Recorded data
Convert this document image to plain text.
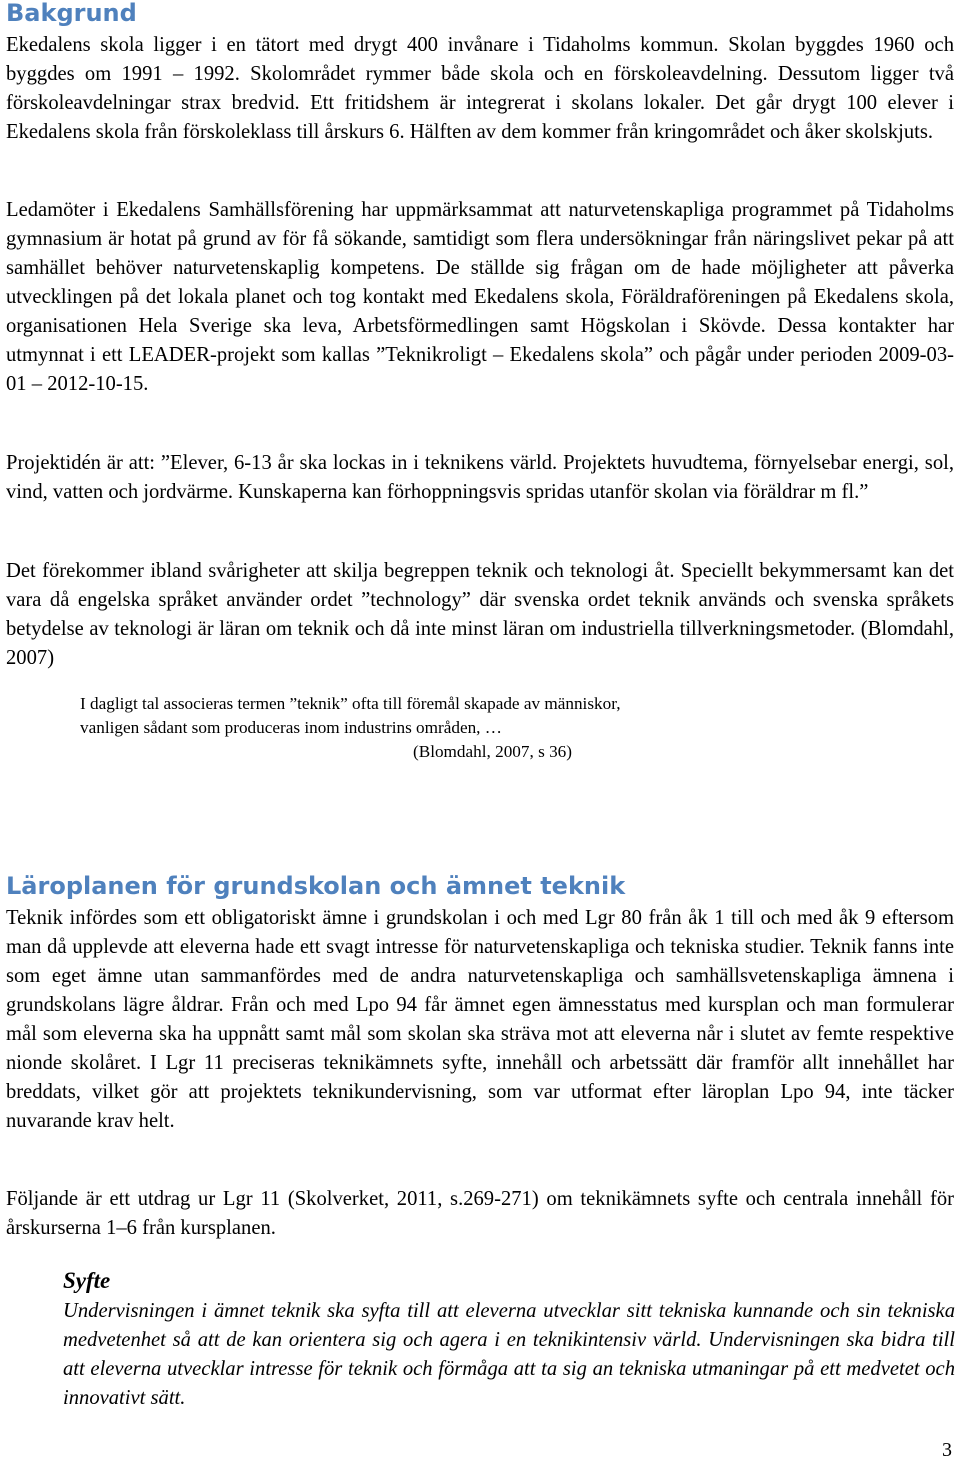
Bakgrund

Ekedalens skola ligger i en tätort med drygt 400 invånare i Tidaholms kommun. Skolan byggdes 1960 och byggdes om 1991 – 1992. Skolområdet rymmer både skola och en förskoleavdelning. Dessutom ligger två förskoleavdelningar strax bredvid. Ett fritidshem är integrerat i skolans lokaler. Det går drygt 100 elever i Ekedalens skola från förskoleklass till årskurs 6. Hälften av dem kommer från kringområdet och åker skolskjuts.

Ledamöter i Ekedalens Samhällsförening har uppmärksammat att naturvetenskapliga programmet på Tidaholms gymnasium är hotat på grund av för få sökande, samtidigt som flera undersökningar från näringslivet pekar på att samhället behöver naturvetenskaplig kompetens. De ställde sig frågan om de hade möjligheter att påverka utvecklingen på det lokala planet och tog kontakt med Ekedalens skola, Föräldraföreningen på Ekedalens skola, organisationen Hela Sverige ska leva, Arbetsförmedlingen samt Högskolan i Skövde. Dessa kontakter har utmynnat i ett LEADER-projekt som kallas ”Teknikroligt – Ekedalens skola” och pågår under perioden 2009-03-01 – 2012-10-15.

Projektidén är att: ”Elever, 6-13 år ska lockas in i teknikens värld. Projektets huvudtema, förnyelsebar energi, sol, vind, vatten och jordvärme. Kunskaperna kan förhoppningsvis spridas utanför skolan via föräldrar m fl.”

Det förekommer ibland svårigheter att skilja begreppen teknik och teknologi åt. Speciellt bekymmersamt kan det vara då engelska språket använder ordet ”technology” där svenska ordet teknik används och svenska språkets betydelse av teknologi är läran om teknik och då inte minst läran om industriella tillverkningsmetoder. (Blomdahl, 2007)

I dagligt tal associeras termen ”teknik” ofta till föremål skapade av människor,
vanligen sådant som produceras inom industrins områden, …
(Blomdahl, 2007, s 36)
Läroplanen för grundskolan och ämnet teknik

Teknik infördes som ett obligatoriskt ämne i grundskolan i och med Lgr 80 från åk 1 till och med åk 9 eftersom man då upplevde att eleverna hade ett svagt intresse för naturvetenskapliga och tekniska studier. Teknik fanns inte som eget ämne utan sammanfördes med de andra naturvetenskapliga och samhällsvetenskapliga ämnena i grundskolans lägre åldrar. Från och med Lpo 94 får ämnet egen ämnesstatus med kursplan och man formulerar mål som eleverna ska ha uppnått samt mål som skolan ska sträva mot att eleverna når i slutet av femte respektive nionde skolåret. I Lgr 11 preciseras teknikämnets syfte, innehåll och arbetssätt där framför allt innehållet har breddats, vilket gör att projektets teknikundervisning, som var utformat efter läroplan Lpo 94, inte täcker nuvarande krav helt.

Följande är ett utdrag ur Lgr 11 (Skolverket, 2011, s.269-271) om teknikämnets syfte och centrala innehåll för årskurserna 1–6 från kursplanen.

Syfte

Undervisningen i ämnet teknik ska syfta till att eleverna utvecklar sitt tekniska kunnande och sin tekniska medvetenhet så att de kan orientera sig och agera i en teknikintensiv värld. Undervisningen ska bidra till att eleverna utvecklar intresse för teknik och förmåga att ta sig an tekniska utmaningar på ett medvetet och innovativt sätt.

3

• _Work to complete_: Check each line of the records for "innehåll" and copy the ones that contain it.

• _Solution below_:
Teknik infördes som ett obligatoriskt ämne i grundskolan i och med Lgr 80 från åk 1 till och med åk 9 eftersom man då upplevde att eleverna hade ett svagt intresse för naturvetenskapliga och tekniska studier. Teknik fanns inte som eget ämne utan sammanfördes med de andra naturvetenskapliga och samhällsvetenskapliga ämnena i grundskolans lägre åldrar. Från och med Lpo 94 får ämnet egen ämnesstatus med kursplan och man formulerar mål som eleverna ska ha uppnått samt mål som skolan ska sträva mot att eleverna når i slutet av femte respektive nionde skolåret. I Lgr 11 preciseras teknikämnets syfte, innehåll och arbetssätt där framför allt innehållet har breddats, vilket gör att projektets teknikundervisning, som var utformat efter läroplan Lpo 94, inte täcker nuvarande krav helt.
Följande är ett utdrag ur Lgr 11 (Skolverket, 2011, s.269-271) om teknikämnets syfte och centrala innehåll för årskurserna 1–6 från kursplanen.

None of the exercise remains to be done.